> _REQUIREMENT_: Output the data below in full, character for character.

[Part of a data file]
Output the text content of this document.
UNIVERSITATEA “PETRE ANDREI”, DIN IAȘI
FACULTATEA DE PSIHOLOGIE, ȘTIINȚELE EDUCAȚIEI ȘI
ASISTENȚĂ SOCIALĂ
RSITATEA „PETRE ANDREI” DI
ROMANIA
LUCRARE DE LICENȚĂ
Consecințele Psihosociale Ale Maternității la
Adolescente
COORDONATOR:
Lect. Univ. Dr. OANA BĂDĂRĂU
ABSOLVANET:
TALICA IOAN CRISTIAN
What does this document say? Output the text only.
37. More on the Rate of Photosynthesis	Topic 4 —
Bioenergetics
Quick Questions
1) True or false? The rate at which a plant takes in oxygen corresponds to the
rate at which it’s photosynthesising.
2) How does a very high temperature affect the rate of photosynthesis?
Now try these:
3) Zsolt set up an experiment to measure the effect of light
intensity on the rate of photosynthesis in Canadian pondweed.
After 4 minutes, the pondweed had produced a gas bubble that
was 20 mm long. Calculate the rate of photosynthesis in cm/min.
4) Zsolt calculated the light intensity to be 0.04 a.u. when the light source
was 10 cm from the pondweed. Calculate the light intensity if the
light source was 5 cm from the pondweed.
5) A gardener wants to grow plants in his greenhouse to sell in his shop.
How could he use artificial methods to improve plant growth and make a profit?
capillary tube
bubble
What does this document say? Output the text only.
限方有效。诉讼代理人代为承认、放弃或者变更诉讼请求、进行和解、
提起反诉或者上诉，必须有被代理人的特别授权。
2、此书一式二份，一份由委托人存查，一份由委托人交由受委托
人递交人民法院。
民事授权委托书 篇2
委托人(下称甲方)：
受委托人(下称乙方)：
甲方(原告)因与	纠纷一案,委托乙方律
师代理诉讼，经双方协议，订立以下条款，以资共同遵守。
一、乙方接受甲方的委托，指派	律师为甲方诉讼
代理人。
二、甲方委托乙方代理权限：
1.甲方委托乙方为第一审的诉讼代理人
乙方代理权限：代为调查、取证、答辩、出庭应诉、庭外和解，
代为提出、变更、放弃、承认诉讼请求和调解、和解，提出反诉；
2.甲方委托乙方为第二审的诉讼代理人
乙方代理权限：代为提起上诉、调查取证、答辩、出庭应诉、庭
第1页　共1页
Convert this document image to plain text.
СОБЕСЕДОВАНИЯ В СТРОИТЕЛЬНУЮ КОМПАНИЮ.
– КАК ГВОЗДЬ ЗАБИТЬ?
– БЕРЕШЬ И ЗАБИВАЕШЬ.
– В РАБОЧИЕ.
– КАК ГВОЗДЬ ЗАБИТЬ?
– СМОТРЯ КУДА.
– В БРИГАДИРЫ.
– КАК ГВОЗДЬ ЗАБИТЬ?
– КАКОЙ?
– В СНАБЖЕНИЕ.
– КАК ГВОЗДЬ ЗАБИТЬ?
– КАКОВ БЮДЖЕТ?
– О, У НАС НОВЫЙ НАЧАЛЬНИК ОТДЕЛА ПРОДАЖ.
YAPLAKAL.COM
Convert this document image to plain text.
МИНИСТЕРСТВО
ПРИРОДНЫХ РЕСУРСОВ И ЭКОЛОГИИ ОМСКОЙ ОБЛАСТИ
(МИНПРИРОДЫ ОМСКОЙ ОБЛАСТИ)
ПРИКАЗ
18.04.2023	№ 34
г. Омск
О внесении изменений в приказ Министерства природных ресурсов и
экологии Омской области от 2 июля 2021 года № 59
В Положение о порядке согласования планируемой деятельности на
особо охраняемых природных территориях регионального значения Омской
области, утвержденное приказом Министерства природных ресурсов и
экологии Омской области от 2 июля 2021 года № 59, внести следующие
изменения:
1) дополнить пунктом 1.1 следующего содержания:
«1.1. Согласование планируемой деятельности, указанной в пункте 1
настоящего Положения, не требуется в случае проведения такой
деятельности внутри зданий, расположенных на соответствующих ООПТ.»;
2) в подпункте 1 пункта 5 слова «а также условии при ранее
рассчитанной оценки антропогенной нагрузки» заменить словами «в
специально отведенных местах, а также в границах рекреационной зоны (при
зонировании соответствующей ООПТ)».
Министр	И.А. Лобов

> _RESPONSE FOR THIS EXERCISE_:
Output the text content of this document.
UNIVERSITATEA “PETRE ANDREI”, DIN IAȘI
FACULTATEA DE PSIHOLOGIE, ȘTIINȚELE EDUCAȚIEI ȘI
ASISTENȚĂ SOCIALĂ
RSITATEA „PETRE ANDREI” DI
ROMANIA
LUCRARE DE LICENȚĂ
Consecințele Psihosociale Ale Maternității la
Adolescente
COORDONATOR:
Lect. Univ. Dr. OANA BĂDĂRĂU
ABSOLVANET:
TALICA IOAN CRISTIAN
What does this document say? Output the text only.
37. More on the Rate of Photosynthesis	Topic 4 —
Bioenergetics
Quick Questions
1) True or false? The rate at which a plant takes in oxygen corresponds to the
rate at which it’s photosynthesising.
2) How does a very high temperature affect the rate of photosynthesis?
Now try these:
3) Zsolt set up an experiment to measure the effect of light
intensity on the rate of photosynthesis in Canadian pondweed.
After 4 minutes, the pondweed had produced a gas bubble that
was 20 mm long. Calculate the rate of photosynthesis in cm/min.
4) Zsolt calculated the light intensity to be 0.04 a.u. when the light source
was 10 cm from the pondweed. Calculate the light intensity if the
light source was 5 cm from the pondweed.
5) A gardener wants to grow plants in his greenhouse to sell in his shop.
How could he use artificial methods to improve plant growth and make a profit?
capillary tube
bubble
What does this document say? Output the text only.
限方有效。诉讼代理人代为承认、放弃或者变更诉讼请求、进行和解、
提起反诉或者上诉，必须有被代理人的特别授权。
2、此书一式二份，一份由委托人存查，一份由委托人交由受委托
人递交人民法院。
民事授权委托书 篇2
委托人(下称甲方)：
受委托人(下称乙方)：
甲方(原告)因与	纠纷一案,委托乙方律
师代理诉讼，经双方协议，订立以下条款，以资共同遵守。
一、乙方接受甲方的委托，指派	律师为甲方诉讼
代理人。
二、甲方委托乙方代理权限：
1.甲方委托乙方为第一审的诉讼代理人
乙方代理权限：代为调查、取证、答辩、出庭应诉、庭外和解，
代为提出、变更、放弃、承认诉讼请求和调解、和解，提出反诉；
2.甲方委托乙方为第二审的诉讼代理人
乙方代理权限：代为提起上诉、调查取证、答辩、出庭应诉、庭
第1页　共1页
Convert this document image to plain text.
СОБЕСЕДОВАНИЯ В СТРОИТЕЛЬНУЮ КОМПАНИЮ.
– КАК ГВОЗДЬ ЗАБИТЬ?
– БЕРЕШЬ И ЗАБИВАЕШЬ.
– В РАБОЧИЕ.
– КАК ГВОЗДЬ ЗАБИТЬ?
– СМОТРЯ КУДА.
– В БРИГАДИРЫ.
– КАК ГВОЗДЬ ЗАБИТЬ?
– КАКОЙ?
– В СНАБЖЕНИЕ.
– КАК ГВОЗДЬ ЗАБИТЬ?
– КАКОВ БЮДЖЕТ?
– О, У НАС НОВЫЙ НАЧАЛЬНИК ОТДЕЛА ПРОДАЖ.
YAPLAKAL.COM
Convert this document image to plain text.
МИНИСТЕРСТВО
ПРИРОДНЫХ РЕСУРСОВ И ЭКОЛОГИИ ОМСКОЙ ОБЛАСТИ
(МИНПРИРОДЫ ОМСКОЙ ОБЛАСТИ)
ПРИКАЗ
18.04.2023	№ 34
г. Омск
О внесении изменений в приказ Министерства природных ресурсов и
экологии Омской области от 2 июля 2021 года № 59
В Положение о порядке согласования планируемой деятельности на
особо охраняемых природных территориях регионального значения Омской
области, утвержденное приказом Министерства природных ресурсов и
экологии Омской области от 2 июля 2021 года № 59, внести следующие
изменения:
1) дополнить пунктом 1.1 следующего содержания:
«1.1. Согласование планируемой деятельности, указанной в пункте 1
настоящего Положения, не требуется в случае проведения такой
деятельности внутри зданий, расположенных на соответствующих ООПТ.»;
2) в подпункте 1 пункта 5 слова «а также условии при ранее
рассчитанной оценки антропогенной нагрузки» заменить словами «в
специально отведенных местах, а также в границах рекреационной зоны (при
зонировании соответствующей ООПТ)».
Министр	И.А. Лобов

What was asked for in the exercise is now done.